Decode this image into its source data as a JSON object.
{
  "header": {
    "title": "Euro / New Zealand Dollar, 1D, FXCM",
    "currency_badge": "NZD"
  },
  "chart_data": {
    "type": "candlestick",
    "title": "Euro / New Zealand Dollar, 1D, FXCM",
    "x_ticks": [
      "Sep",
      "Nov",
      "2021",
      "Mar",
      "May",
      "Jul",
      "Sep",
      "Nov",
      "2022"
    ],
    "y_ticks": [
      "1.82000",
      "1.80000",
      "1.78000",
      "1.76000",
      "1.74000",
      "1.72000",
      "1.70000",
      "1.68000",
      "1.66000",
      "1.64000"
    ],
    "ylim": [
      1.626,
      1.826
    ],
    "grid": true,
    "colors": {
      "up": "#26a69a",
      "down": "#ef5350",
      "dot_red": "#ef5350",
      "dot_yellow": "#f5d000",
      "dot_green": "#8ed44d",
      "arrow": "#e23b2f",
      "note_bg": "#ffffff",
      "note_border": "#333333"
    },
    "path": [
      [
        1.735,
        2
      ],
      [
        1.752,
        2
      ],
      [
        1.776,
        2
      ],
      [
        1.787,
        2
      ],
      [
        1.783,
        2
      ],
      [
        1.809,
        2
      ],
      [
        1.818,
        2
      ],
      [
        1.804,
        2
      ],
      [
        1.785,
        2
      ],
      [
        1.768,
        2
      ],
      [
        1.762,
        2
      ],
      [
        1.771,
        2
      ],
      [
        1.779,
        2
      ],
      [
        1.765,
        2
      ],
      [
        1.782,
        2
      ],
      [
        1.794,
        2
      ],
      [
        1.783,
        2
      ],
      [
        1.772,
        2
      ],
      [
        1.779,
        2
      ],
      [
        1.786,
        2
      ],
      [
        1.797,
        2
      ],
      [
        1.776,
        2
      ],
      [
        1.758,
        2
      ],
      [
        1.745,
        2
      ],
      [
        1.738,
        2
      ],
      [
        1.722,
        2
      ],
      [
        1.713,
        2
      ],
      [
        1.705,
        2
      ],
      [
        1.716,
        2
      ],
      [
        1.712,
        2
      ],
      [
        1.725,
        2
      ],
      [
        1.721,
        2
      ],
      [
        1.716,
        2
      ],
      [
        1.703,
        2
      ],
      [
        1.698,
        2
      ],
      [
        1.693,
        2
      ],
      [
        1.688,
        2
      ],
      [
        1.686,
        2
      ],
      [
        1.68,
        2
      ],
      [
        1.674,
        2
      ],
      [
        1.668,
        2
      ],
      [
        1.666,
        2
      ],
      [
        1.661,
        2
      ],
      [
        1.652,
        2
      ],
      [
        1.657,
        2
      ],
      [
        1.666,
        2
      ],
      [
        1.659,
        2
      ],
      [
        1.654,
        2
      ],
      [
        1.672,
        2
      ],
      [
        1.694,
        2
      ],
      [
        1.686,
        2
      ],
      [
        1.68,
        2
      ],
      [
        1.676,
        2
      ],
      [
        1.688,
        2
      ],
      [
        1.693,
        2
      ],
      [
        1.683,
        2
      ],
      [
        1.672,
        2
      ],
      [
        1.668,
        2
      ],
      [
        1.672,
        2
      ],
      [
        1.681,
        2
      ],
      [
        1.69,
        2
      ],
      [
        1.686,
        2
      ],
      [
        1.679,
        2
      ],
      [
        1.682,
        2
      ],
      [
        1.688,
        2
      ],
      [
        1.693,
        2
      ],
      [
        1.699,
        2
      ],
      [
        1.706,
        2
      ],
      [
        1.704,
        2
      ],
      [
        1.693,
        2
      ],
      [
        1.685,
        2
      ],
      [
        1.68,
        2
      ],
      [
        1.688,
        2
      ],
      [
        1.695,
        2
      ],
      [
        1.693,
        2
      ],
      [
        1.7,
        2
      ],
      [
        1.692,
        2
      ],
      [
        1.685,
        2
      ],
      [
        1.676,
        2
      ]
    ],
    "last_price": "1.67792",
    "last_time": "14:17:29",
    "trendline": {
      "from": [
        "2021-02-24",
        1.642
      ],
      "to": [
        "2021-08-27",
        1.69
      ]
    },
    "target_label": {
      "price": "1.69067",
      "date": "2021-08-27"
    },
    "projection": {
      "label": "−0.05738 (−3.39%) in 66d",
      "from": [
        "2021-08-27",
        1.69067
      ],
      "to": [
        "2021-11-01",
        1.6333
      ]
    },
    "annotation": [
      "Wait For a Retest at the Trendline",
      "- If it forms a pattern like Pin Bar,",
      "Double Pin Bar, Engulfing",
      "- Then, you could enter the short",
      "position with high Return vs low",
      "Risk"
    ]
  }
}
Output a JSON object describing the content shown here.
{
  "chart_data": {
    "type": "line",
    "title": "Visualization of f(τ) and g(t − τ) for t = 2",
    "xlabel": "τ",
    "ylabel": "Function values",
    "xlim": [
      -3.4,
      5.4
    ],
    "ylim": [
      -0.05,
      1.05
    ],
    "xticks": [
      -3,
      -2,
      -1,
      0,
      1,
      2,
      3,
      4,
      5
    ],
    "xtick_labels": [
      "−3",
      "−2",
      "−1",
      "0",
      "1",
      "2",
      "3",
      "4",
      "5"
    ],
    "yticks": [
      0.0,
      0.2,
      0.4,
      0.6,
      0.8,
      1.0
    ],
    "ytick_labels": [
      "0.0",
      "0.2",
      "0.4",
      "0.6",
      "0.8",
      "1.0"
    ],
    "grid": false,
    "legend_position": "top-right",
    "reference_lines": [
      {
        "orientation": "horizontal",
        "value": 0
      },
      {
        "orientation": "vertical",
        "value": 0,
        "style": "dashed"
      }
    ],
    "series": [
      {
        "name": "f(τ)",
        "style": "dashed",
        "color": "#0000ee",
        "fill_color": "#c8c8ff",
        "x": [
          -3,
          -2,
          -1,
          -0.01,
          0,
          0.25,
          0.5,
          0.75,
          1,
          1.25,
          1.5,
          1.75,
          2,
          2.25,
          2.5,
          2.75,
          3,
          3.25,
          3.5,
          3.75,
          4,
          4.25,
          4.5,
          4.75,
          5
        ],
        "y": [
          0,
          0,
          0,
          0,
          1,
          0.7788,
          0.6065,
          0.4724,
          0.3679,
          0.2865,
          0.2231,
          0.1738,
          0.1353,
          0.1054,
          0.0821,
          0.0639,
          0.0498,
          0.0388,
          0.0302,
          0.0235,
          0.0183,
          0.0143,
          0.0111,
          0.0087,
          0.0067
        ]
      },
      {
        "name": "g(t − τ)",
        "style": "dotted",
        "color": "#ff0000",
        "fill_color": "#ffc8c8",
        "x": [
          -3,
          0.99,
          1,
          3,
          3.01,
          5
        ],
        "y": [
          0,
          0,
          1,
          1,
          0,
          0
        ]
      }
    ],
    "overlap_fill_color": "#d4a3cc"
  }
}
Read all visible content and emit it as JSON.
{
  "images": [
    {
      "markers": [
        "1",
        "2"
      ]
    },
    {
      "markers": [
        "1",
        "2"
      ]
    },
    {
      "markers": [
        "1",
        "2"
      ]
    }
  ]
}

----------

--- Task objective ---
Each line above is to be repeated exactly.

--- Task answer ---
Decode this image into its source data as a JSON object.
{
  "header": {
    "title": "Euro / New Zealand Dollar, 1D, FXCM",
    "currency_badge": "NZD"
  },
  "chart_data": {
    "type": "candlestick",
    "title": "Euro / New Zealand Dollar, 1D, FXCM",
    "x_ticks": [
      "Sep",
      "Nov",
      "2021",
      "Mar",
      "May",
      "Jul",
      "Sep",
      "Nov",
      "2022"
    ],
    "y_ticks": [
      "1.82000",
      "1.80000",
      "1.78000",
      "1.76000",
      "1.74000",
      "1.72000",
      "1.70000",
      "1.68000",
      "1.66000",
      "1.64000"
    ],
    "ylim": [
      1.626,
      1.826
    ],
    "grid": true,
    "colors": {
      "up": "#26a69a",
      "down": "#ef5350",
      "dot_red": "#ef5350",
      "dot_yellow": "#f5d000",
      "dot_green": "#8ed44d",
      "arrow": "#e23b2f",
      "note_bg": "#ffffff",
      "note_border": "#333333"
    },
    "path": [
      [
        1.735,
        2
      ],
      [
        1.752,
        2
      ],
      [
        1.776,
        2
      ],
      [
        1.787,
        2
      ],
      [
        1.783,
        2
      ],
      [
        1.809,
        2
      ],
      [
        1.818,
        2
      ],
      [
        1.804,
        2
      ],
      [
        1.785,
        2
      ],
      [
        1.768,
        2
      ],
      [
        1.762,
        2
      ],
      [
        1.771,
        2
      ],
      [
        1.779,
        2
      ],
      [
        1.765,
        2
      ],
      [
        1.782,
        2
      ],
      [
        1.794,
        2
      ],
      [
        1.783,
        2
      ],
      [
        1.772,
        2
      ],
      [
        1.779,
        2
      ],
      [
        1.786,
        2
      ],
      [
        1.797,
        2
      ],
      [
        1.776,
        2
      ],
      [
        1.758,
        2
      ],
      [
        1.745,
        2
      ],
      [
        1.738,
        2
      ],
      [
        1.722,
        2
      ],
      [
        1.713,
        2
      ],
      [
        1.705,
        2
      ],
      [
        1.716,
        2
      ],
      [
        1.712,
        2
      ],
      [
        1.725,
        2
      ],
      [
        1.721,
        2
      ],
      [
        1.716,
        2
      ],
      [
        1.703,
        2
      ],
      [
        1.698,
        2
      ],
      [
        1.693,
        2
      ],
      [
        1.688,
        2
      ],
      [
        1.686,
        2
      ],
      [
        1.68,
        2
      ],
      [
        1.674,
        2
      ],
      [
        1.668,
        2
      ],
      [
        1.666,
        2
      ],
      [
        1.661,
        2
      ],
      [
        1.652,
        2
      ],
      [
        1.657,
        2
      ],
      [
        1.666,
        2
      ],
      [
        1.659,
        2
      ],
      [
        1.654,
        2
      ],
      [
        1.672,
        2
      ],
      [
        1.694,
        2
      ],
      [
        1.686,
        2
      ],
      [
        1.68,
        2
      ],
      [
        1.676,
        2
      ],
      [
        1.688,
        2
      ],
      [
        1.693,
        2
      ],
      [
        1.683,
        2
      ],
      [
        1.672,
        2
      ],
      [
        1.668,
        2
      ],
      [
        1.672,
        2
      ],
      [
        1.681,
        2
      ],
      [
        1.69,
        2
      ],
      [
        1.686,
        2
      ],
      [
        1.679,
        2
      ],
      [
        1.682,
        2
      ],
      [
        1.688,
        2
      ],
      [
        1.693,
        2
      ],
      [
        1.699,
        2
      ],
      [
        1.706,
        2
      ],
      [
        1.704,
        2
      ],
      [
        1.693,
        2
      ],
      [
        1.685,
        2
      ],
      [
        1.68,
        2
      ],
      [
        1.688,
        2
      ],
      [
        1.695,
        2
      ],
      [
        1.693,
        2
      ],
      [
        1.7,
        2
      ],
      [
        1.692,
        2
      ],
      [
        1.685,
        2
      ],
      [
        1.676,
        2
      ]
    ],
    "last_price": "1.67792",
    "last_time": "14:17:29",
    "trendline": {
      "from": [
        "2021-02-24",
        1.642
      ],
      "to": [
        "2021-08-27",
        1.69
      ]
    },
    "target_label": {
      "price": "1.69067",
      "date": "2021-08-27"
    },
    "projection": {
      "label": "−0.05738 (−3.39%) in 66d",
      "from": [
        "2021-08-27",
        1.69067
      ],
      "to": [
        "2021-11-01",
        1.6333
      ]
    },
    "annotation": [
      "Wait For a Retest at the Trendline",
      "- If it forms a pattern like Pin Bar,",
      "Double Pin Bar, Engulfing",
      "- Then, you could enter the short",
      "position with high Return vs low",
      "Risk"
    ]
  }
}
Output a JSON object describing the content shown here.
{
  "chart_data": {
    "type": "line",
    "title": "Visualization of f(τ) and g(t − τ) for t = 2",
    "xlabel": "τ",
    "ylabel": "Function values",
    "xlim": [
      -3.4,
      5.4
    ],
    "ylim": [
      -0.05,
      1.05
    ],
    "xticks": [
      -3,
      -2,
      -1,
      0,
      1,
      2,
      3,
      4,
      5
    ],
    "xtick_labels": [
      "−3",
      "−2",
      "−1",
      "0",
      "1",
      "2",
      "3",
      "4",
      "5"
    ],
    "yticks": [
      0.0,
      0.2,
      0.4,
      0.6,
      0.8,
      1.0
    ],
    "ytick_labels": [
      "0.0",
      "0.2",
      "0.4",
      "0.6",
      "0.8",
      "1.0"
    ],
    "grid": false,
    "legend_position": "top-right",
    "reference_lines": [
      {
        "orientation": "horizontal",
        "value": 0
      },
      {
        "orientation": "vertical",
        "value": 0,
        "style": "dashed"
      }
    ],
    "series": [
      {
        "name": "f(τ)",
        "style": "dashed",
        "color": "#0000ee",
        "fill_color": "#c8c8ff",
        "x": [
          -3,
          -2,
          -1,
          -0.01,
          0,
          0.25,
          0.5,
          0.75,
          1,
          1.25,
          1.5,
          1.75,
          2,
          2.25,
          2.5,
          2.75,
          3,
          3.25,
          3.5,
          3.75,
          4,
          4.25,
          4.5,
          4.75,
          5
        ],
        "y": [
          0,
          0,
          0,
          0,
          1,
          0.7788,
          0.6065,
          0.4724,
          0.3679,
          0.2865,
          0.2231,
          0.1738,
          0.1353,
          0.1054,
          0.0821,
          0.0639,
          0.0498,
          0.0388,
          0.0302,
          0.0235,
          0.0183,
          0.0143,
          0.0111,
          0.0087,
          0.0067
        ]
      },
      {
        "name": "g(t − τ)",
        "style": "dotted",
        "color": "#ff0000",
        "fill_color": "#ffc8c8",
        "x": [
          -3,
          0.99,
          1,
          3,
          3.01,
          5
        ],
        "y": [
          0,
          0,
          1,
          1,
          0,
          0
        ]
      }
    ],
    "overlap_fill_color": "#d4a3cc"
  }
}
Read all visible content and emit it as JSON.
{
  "images": [
    {
      "markers": [
        "1",
        "2"
      ]
    },
    {
      "markers": [
        "1",
        "2"
      ]
    },
    {
      "markers": [
        "1",
        "2"
      ]
    }
  ]
}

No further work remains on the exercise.